- [DESCRIPTION OF THE TASK]
How many of the lines below contain "from"? Answer with that number alone.
## Start
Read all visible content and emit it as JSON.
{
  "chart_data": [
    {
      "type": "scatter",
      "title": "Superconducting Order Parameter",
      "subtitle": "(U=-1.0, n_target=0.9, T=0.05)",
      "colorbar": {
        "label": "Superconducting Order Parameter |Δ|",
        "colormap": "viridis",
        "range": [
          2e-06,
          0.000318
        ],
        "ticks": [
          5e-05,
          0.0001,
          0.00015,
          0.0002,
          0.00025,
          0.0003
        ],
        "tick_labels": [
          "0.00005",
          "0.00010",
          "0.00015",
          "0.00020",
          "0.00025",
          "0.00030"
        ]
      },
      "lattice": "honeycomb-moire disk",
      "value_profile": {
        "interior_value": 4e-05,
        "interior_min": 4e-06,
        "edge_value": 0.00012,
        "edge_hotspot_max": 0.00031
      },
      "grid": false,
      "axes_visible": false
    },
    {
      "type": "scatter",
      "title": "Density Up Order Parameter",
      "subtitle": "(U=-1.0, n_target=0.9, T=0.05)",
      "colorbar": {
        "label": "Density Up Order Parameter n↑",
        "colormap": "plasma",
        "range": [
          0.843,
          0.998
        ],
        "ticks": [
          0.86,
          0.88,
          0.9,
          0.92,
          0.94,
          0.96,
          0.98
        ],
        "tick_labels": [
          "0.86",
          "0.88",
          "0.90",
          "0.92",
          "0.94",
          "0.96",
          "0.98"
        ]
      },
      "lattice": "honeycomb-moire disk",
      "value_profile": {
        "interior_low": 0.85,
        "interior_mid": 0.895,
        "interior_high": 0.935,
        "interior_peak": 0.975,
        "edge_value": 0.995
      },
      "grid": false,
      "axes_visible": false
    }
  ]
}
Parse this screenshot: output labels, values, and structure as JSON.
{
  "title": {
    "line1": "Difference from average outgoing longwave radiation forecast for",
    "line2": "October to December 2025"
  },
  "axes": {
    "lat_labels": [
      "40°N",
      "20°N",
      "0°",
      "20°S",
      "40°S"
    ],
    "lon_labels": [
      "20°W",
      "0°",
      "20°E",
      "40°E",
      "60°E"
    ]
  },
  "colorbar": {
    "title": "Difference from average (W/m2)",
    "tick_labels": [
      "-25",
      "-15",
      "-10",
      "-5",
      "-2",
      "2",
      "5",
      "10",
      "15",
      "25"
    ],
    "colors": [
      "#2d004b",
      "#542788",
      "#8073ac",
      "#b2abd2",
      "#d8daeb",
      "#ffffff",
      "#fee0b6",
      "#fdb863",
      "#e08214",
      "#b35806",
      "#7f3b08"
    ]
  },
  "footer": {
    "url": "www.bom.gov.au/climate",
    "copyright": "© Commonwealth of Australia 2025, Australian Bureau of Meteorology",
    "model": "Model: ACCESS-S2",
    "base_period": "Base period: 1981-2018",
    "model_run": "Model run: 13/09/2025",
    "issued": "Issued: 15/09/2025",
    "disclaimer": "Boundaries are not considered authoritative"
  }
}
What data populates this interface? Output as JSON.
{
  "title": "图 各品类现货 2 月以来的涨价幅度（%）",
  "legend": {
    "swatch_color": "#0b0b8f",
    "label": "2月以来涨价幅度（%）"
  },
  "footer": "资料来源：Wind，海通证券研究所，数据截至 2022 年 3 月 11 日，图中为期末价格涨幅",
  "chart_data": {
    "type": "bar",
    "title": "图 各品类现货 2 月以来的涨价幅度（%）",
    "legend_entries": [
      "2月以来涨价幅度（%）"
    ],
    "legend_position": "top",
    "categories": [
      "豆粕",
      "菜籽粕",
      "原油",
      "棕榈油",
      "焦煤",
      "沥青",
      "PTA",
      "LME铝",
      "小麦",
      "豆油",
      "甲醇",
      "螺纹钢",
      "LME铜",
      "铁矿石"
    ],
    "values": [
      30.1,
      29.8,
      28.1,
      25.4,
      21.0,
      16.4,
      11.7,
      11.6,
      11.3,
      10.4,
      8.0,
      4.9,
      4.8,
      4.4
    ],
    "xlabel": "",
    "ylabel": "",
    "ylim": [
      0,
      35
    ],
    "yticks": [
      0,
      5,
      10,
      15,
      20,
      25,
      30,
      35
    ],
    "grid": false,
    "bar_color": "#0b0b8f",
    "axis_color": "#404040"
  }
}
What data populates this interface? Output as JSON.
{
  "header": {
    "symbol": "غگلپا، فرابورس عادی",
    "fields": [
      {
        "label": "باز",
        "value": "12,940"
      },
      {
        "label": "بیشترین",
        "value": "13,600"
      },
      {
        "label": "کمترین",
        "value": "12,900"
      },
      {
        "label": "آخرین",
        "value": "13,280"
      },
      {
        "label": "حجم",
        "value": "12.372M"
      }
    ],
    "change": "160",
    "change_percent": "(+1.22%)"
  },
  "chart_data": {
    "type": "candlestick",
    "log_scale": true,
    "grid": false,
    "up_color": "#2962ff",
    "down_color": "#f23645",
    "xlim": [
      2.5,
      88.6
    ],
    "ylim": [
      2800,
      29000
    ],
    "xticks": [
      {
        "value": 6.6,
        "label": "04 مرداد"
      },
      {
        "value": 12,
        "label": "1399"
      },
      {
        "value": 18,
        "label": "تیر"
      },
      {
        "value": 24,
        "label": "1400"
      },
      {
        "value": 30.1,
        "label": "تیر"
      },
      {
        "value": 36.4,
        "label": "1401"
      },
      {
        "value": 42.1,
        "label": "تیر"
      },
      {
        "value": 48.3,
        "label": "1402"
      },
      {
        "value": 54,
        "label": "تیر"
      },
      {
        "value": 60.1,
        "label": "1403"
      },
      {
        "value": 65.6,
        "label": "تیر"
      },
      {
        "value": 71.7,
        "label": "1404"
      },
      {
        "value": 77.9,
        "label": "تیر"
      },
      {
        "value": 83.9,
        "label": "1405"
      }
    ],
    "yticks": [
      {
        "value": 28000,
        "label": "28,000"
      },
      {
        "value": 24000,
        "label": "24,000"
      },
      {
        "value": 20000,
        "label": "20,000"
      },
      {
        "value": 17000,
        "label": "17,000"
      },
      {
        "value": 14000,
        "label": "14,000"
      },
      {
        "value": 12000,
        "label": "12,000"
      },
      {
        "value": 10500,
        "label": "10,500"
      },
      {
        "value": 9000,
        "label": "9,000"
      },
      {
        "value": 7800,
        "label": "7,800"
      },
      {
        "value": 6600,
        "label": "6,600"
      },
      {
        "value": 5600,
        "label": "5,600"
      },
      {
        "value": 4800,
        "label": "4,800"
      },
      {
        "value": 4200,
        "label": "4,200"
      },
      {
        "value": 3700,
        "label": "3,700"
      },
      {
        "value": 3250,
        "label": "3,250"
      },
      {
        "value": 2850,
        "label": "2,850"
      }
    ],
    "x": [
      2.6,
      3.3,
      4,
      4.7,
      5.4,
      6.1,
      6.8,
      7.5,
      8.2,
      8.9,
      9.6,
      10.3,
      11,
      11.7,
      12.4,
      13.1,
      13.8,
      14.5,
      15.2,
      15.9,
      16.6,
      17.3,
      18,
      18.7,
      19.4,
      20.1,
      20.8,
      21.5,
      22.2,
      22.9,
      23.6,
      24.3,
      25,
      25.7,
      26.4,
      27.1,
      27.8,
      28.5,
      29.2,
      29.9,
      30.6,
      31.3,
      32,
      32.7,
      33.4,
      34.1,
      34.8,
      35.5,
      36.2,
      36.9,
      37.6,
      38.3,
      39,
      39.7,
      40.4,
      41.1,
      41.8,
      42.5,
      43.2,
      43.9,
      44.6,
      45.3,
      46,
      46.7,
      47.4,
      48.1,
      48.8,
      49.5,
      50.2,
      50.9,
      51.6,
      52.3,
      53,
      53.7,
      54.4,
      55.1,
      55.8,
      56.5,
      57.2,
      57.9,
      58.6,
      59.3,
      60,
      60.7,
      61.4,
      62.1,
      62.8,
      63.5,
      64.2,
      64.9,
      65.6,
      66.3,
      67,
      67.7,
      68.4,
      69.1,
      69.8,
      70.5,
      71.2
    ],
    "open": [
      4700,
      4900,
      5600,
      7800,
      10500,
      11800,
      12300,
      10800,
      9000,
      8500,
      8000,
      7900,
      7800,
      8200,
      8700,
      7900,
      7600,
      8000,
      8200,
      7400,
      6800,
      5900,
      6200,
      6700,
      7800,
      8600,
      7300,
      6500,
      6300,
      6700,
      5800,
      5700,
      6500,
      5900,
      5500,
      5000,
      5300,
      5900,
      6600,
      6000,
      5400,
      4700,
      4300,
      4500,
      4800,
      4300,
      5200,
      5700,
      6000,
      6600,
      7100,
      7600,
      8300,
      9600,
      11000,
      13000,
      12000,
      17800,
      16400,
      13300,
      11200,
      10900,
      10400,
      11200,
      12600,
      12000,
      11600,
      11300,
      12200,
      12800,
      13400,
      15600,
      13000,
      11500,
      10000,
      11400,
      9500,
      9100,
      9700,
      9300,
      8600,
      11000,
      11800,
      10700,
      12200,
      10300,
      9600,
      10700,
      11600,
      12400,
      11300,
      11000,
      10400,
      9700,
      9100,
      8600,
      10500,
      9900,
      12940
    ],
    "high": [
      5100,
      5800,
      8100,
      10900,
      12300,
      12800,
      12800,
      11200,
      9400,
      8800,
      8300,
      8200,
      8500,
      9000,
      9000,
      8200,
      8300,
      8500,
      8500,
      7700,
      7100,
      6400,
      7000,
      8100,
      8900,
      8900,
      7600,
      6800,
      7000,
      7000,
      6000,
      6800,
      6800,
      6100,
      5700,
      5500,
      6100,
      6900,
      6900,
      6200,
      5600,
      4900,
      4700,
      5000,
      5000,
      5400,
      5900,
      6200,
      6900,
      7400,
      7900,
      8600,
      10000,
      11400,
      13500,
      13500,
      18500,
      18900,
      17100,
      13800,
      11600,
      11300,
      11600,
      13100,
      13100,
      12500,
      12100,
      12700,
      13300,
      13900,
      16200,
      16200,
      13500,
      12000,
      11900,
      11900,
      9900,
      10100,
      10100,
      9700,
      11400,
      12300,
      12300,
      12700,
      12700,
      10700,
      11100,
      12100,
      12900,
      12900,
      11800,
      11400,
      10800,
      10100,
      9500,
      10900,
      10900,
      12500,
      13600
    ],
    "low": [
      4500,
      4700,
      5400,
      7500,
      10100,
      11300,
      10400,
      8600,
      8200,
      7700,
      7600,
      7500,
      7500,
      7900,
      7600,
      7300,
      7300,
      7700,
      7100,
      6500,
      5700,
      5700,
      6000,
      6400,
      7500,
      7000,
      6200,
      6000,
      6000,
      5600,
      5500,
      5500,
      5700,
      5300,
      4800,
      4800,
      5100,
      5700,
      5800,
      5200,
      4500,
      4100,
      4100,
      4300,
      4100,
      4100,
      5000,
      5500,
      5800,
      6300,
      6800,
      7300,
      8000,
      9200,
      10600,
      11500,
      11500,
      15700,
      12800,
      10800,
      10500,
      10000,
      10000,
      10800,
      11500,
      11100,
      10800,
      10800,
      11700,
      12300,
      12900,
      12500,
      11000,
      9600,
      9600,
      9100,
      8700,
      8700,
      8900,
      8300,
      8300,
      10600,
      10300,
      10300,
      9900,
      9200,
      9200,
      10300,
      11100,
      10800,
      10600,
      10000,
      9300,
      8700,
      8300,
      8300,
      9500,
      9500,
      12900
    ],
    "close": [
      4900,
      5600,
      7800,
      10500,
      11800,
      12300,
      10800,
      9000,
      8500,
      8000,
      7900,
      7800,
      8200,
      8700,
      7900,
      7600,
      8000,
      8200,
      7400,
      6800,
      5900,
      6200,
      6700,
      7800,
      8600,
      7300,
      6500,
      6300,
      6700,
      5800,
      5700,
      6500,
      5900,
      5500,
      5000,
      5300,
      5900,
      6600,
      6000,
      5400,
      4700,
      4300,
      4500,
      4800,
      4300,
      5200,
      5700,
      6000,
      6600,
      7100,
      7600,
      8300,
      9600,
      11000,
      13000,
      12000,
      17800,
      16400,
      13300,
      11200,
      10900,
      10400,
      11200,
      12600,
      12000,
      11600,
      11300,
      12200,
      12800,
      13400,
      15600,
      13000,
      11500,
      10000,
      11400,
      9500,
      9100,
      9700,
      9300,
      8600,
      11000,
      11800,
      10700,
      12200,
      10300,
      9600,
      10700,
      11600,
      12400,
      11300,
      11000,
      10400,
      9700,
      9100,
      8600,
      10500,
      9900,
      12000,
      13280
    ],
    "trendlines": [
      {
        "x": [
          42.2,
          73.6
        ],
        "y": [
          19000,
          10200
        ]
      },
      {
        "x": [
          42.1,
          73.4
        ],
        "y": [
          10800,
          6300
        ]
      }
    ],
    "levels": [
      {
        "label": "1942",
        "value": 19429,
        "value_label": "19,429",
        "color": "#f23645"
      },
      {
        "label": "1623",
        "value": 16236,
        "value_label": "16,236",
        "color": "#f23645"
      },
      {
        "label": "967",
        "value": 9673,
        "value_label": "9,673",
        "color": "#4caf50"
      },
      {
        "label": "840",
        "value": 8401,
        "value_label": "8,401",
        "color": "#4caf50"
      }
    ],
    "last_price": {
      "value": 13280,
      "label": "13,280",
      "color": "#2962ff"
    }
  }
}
## End
- [WORKED ANSWER]
2